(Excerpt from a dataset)
********************

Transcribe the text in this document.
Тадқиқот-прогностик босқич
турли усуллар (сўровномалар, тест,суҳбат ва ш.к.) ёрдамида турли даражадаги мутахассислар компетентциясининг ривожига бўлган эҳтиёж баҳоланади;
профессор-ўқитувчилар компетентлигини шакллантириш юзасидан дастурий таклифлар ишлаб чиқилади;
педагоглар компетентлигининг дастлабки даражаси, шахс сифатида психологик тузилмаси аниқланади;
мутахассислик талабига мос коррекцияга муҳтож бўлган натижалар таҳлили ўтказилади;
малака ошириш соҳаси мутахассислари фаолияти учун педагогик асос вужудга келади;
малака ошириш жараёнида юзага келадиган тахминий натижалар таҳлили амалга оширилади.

********************

→ **What is required**:
Please repeat the listing exactly, with nothing left out.

→ **Full answer**:
Transcribe the text in this document.
Тадқиқот-прогностик босқич
турли усуллар (сўровномалар, тест,суҳбат ва ш.к.) ёрдамида турли даражадаги мутахассислар компетентциясининг ривожига бўлган эҳтиёж баҳоланади;
профессор-ўқитувчилар компетентлигини шакллантириш юзасидан дастурий таклифлар ишлаб чиқилади;
педагоглар компетентлигининг дастлабки даражаси, шахс сифатида психологик тузилмаси аниқланади;
мутахассислик талабига мос коррекцияга муҳтож бўлган натижалар таҳлили ўтказилади;
малака ошириш соҳаси мутахассислари фаолияти учун педагогик асос вужудга келади;
малака ошириш жараёнида юзага келадиган тахминий натижалар таҳлили амалга оширилади.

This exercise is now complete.